Written task » Write out every single entry exactly.
-- Begin Entries supplied --
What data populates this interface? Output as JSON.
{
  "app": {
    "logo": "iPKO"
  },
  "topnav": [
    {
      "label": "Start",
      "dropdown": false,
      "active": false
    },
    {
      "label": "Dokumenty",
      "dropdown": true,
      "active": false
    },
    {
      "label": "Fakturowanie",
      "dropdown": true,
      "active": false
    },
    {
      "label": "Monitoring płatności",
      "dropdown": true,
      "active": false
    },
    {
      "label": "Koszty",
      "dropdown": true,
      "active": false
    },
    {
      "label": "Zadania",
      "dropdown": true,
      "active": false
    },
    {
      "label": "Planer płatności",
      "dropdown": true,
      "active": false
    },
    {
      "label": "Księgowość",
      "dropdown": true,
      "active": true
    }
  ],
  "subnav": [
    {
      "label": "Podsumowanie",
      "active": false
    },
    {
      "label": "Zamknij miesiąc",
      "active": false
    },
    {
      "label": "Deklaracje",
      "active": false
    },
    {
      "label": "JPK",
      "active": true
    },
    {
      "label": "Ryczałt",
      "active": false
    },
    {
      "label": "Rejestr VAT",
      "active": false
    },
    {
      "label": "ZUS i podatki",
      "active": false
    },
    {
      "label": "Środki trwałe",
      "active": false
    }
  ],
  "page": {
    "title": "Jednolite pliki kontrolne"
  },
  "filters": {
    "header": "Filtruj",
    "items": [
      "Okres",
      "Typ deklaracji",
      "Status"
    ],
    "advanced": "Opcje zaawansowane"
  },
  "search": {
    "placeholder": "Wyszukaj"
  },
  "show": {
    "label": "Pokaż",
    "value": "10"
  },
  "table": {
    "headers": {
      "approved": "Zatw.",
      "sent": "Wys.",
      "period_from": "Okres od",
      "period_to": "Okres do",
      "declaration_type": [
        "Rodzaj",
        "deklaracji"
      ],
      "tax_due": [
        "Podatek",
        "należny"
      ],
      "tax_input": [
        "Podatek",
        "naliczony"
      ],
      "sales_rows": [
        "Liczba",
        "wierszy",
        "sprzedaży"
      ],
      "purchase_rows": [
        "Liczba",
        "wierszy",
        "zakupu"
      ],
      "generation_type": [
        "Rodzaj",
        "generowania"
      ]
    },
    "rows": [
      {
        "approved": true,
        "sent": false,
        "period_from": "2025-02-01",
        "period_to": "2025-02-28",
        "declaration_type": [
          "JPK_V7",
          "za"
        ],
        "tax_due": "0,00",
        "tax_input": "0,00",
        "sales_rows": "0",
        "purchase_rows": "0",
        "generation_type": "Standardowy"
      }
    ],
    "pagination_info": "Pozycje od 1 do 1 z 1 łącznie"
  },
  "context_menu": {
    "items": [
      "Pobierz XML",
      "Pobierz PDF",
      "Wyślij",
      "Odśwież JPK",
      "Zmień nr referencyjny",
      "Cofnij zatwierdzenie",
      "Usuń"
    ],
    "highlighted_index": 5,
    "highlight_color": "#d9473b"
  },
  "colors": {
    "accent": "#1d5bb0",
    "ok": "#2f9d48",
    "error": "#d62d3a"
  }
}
-- End Entries supplied --
Exercise response »
What data populates this interface? Output as JSON.
{
  "app": {
    "logo": "iPKO"
  },
  "topnav": [
    {
      "label": "Start",
      "dropdown": false,
      "active": false
    },
    {
      "label": "Dokumenty",
      "dropdown": true,
      "active": false
    },
    {
      "label": "Fakturowanie",
      "dropdown": true,
      "active": false
    },
    {
      "label": "Monitoring płatności",
      "dropdown": true,
      "active": false
    },
    {
      "label": "Koszty",
      "dropdown": true,
      "active": false
    },
    {
      "label": "Zadania",
      "dropdown": true,
      "active": false
    },
    {
      "label": "Planer płatności",
      "dropdown": true,
      "active": false
    },
    {
      "label": "Księgowość",
      "dropdown": true,
      "active": true
    }
  ],
  "subnav": [
    {
      "label": "Podsumowanie",
      "active": false
    },
    {
      "label": "Zamknij miesiąc",
      "active": false
    },
    {
      "label": "Deklaracje",
      "active": false
    },
    {
      "label": "JPK",
      "active": true
    },
    {
      "label": "Ryczałt",
      "active": false
    },
    {
      "label": "Rejestr VAT",
      "active": false
    },
    {
      "label": "ZUS i podatki",
      "active": false
    },
    {
      "label": "Środki trwałe",
      "active": false
    }
  ],
  "page": {
    "title": "Jednolite pliki kontrolne"
  },
  "filters": {
    "header": "Filtruj",
    "items": [
      "Okres",
      "Typ deklaracji",
      "Status"
    ],
    "advanced": "Opcje zaawansowane"
  },
  "search": {
    "placeholder": "Wyszukaj"
  },
  "show": {
    "label": "Pokaż",
    "value": "10"
  },
  "table": {
    "headers": {
      "approved": "Zatw.",
      "sent": "Wys.",
      "period_from": "Okres od",
      "period_to": "Okres do",
      "declaration_type": [
        "Rodzaj",
        "deklaracji"
      ],
      "tax_due": [
        "Podatek",
        "należny"
      ],
      "tax_input": [
        "Podatek",
        "naliczony"
      ],
      "sales_rows": [
        "Liczba",
        "wierszy",
        "sprzedaży"
      ],
      "purchase_rows": [
        "Liczba",
        "wierszy",
        "zakupu"
      ],
      "generation_type": [
        "Rodzaj",
        "generowania"
      ]
    },
    "rows": [
      {
        "approved": true,
        "sent": false,
        "period_from": "2025-02-01",
        "period_to": "2025-02-28",
        "declaration_type": [
          "JPK_V7",
          "za"
        ],
        "tax_due": "0,00",
        "tax_input": "0,00",
        "sales_rows": "0",
        "purchase_rows": "0",
        "generation_type": "Standardowy"
      }
    ],
    "pagination_info": "Pozycje od 1 do 1 z 1 łącznie"
  },
  "context_menu": {
    "items": [
      "Pobierz XML",
      "Pobierz PDF",
      "Wyślij",
      "Odśwież JPK",
      "Zmień nr referencyjny",
      "Cofnij zatwierdzenie",
      "Usuń"
    ],
    "highlighted_index": 5,
    "highlight_color": "#d9473b"
  },
  "colors": {
    "accent": "#1d5bb0",
    "ok": "#2f9d48",
    "error": "#d62d3a"
  }
}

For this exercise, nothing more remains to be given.